### Request
Output the material beneath exactly, leaving nothing out.
[START Data extract]
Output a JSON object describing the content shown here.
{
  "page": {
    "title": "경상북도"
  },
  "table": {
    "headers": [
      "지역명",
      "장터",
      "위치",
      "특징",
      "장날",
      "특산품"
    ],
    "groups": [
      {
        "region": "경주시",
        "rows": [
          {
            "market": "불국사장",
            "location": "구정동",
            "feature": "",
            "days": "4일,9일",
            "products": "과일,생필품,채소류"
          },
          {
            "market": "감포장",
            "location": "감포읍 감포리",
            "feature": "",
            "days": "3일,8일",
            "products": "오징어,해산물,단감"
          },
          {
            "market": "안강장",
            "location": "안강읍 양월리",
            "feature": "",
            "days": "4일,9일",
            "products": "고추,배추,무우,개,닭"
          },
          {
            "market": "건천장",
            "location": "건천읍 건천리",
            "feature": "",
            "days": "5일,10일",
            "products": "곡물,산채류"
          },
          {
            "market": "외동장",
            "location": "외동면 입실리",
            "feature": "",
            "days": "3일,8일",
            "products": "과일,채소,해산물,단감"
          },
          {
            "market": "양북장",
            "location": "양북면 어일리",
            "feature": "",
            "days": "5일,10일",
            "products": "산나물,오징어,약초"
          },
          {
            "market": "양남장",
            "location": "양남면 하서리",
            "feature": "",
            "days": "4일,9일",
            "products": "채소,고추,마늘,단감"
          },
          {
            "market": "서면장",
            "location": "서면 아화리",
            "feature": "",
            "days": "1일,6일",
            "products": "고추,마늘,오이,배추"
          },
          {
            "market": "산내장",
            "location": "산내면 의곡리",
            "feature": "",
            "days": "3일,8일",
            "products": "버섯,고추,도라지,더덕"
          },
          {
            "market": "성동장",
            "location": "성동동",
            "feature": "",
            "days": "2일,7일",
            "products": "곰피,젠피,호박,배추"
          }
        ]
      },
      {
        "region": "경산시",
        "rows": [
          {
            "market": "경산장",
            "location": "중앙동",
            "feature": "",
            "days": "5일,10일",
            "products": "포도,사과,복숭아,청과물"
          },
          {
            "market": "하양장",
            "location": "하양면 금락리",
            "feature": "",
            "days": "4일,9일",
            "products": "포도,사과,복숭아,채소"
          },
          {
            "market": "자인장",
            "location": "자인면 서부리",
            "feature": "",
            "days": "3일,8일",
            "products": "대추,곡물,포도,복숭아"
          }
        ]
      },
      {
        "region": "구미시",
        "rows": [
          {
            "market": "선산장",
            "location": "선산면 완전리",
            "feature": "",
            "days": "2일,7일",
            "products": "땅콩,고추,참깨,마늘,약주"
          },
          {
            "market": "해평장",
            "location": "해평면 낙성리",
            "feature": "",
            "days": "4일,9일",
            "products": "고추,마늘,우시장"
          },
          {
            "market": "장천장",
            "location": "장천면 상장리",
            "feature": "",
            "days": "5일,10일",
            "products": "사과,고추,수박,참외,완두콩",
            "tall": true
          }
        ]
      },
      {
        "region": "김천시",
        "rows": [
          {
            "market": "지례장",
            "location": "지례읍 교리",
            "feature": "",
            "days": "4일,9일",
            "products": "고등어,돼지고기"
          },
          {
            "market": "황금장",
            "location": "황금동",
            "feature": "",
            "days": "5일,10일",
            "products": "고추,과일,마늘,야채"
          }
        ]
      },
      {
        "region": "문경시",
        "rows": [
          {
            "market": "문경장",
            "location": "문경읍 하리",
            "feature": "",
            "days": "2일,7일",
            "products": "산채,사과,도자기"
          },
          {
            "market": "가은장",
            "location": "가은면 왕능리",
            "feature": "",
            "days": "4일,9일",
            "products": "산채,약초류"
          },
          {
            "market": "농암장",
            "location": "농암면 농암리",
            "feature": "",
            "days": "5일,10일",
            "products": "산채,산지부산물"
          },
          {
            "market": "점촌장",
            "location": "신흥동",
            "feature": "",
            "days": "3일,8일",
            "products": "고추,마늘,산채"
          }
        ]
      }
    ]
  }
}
[END Data extract]
### Final result
Output a JSON object describing the content shown here.
{
  "page": {
    "title": "경상북도"
  },
  "table": {
    "headers": [
      "지역명",
      "장터",
      "위치",
      "특징",
      "장날",
      "특산품"
    ],
    "groups": [
      {
        "region": "경주시",
        "rows": [
          {
            "market": "불국사장",
            "location": "구정동",
            "feature": "",
            "days": "4일,9일",
            "products": "과일,생필품,채소류"
          },
          {
            "market": "감포장",
            "location": "감포읍 감포리",
            "feature": "",
            "days": "3일,8일",
            "products": "오징어,해산물,단감"
          },
          {
            "market": "안강장",
            "location": "안강읍 양월리",
            "feature": "",
            "days": "4일,9일",
            "products": "고추,배추,무우,개,닭"
          },
          {
            "market": "건천장",
            "location": "건천읍 건천리",
            "feature": "",
            "days": "5일,10일",
            "products": "곡물,산채류"
          },
          {
            "market": "외동장",
            "location": "외동면 입실리",
            "feature": "",
            "days": "3일,8일",
            "products": "과일,채소,해산물,단감"
          },
          {
            "market": "양북장",
            "location": "양북면 어일리",
            "feature": "",
            "days": "5일,10일",
            "products": "산나물,오징어,약초"
          },
          {
            "market": "양남장",
            "location": "양남면 하서리",
            "feature": "",
            "days": "4일,9일",
            "products": "채소,고추,마늘,단감"
          },
          {
            "market": "서면장",
            "location": "서면 아화리",
            "feature": "",
            "days": "1일,6일",
            "products": "고추,마늘,오이,배추"
          },
          {
            "market": "산내장",
            "location": "산내면 의곡리",
            "feature": "",
            "days": "3일,8일",
            "products": "버섯,고추,도라지,더덕"
          },
          {
            "market": "성동장",
            "location": "성동동",
            "feature": "",
            "days": "2일,7일",
            "products": "곰피,젠피,호박,배추"
          }
        ]
      },
      {
        "region": "경산시",
        "rows": [
          {
            "market": "경산장",
            "location": "중앙동",
            "feature": "",
            "days": "5일,10일",
            "products": "포도,사과,복숭아,청과물"
          },
          {
            "market": "하양장",
            "location": "하양면 금락리",
            "feature": "",
            "days": "4일,9일",
            "products": "포도,사과,복숭아,채소"
          },
          {
            "market": "자인장",
            "location": "자인면 서부리",
            "feature": "",
            "days": "3일,8일",
            "products": "대추,곡물,포도,복숭아"
          }
        ]
      },
      {
        "region": "구미시",
        "rows": [
          {
            "market": "선산장",
            "location": "선산면 완전리",
            "feature": "",
            "days": "2일,7일",
            "products": "땅콩,고추,참깨,마늘,약주"
          },
          {
            "market": "해평장",
            "location": "해평면 낙성리",
            "feature": "",
            "days": "4일,9일",
            "products": "고추,마늘,우시장"
          },
          {
            "market": "장천장",
            "location": "장천면 상장리",
            "feature": "",
            "days": "5일,10일",
            "products": "사과,고추,수박,참외,완두콩",
            "tall": true
          }
        ]
      },
      {
        "region": "김천시",
        "rows": [
          {
            "market": "지례장",
            "location": "지례읍 교리",
            "feature": "",
            "days": "4일,9일",
            "products": "고등어,돼지고기"
          },
          {
            "market": "황금장",
            "location": "황금동",
            "feature": "",
            "days": "5일,10일",
            "products": "고추,과일,마늘,야채"
          }
        ]
      },
      {
        "region": "문경시",
        "rows": [
          {
            "market": "문경장",
            "location": "문경읍 하리",
            "feature": "",
            "days": "2일,7일",
            "products": "산채,사과,도자기"
          },
          {
            "market": "가은장",
            "location": "가은면 왕능리",
            "feature": "",
            "days": "4일,9일",
            "products": "산채,약초류"
          },
          {
            "market": "농암장",
            "location": "농암면 농암리",
            "feature": "",
            "days": "5일,10일",
            "products": "산채,산지부산물"
          },
          {
            "market": "점촌장",
            "location": "신흥동",
            "feature": "",
            "days": "3일,8일",
            "products": "고추,마늘,산채"
          }
        ]
      }
    ]
  }
}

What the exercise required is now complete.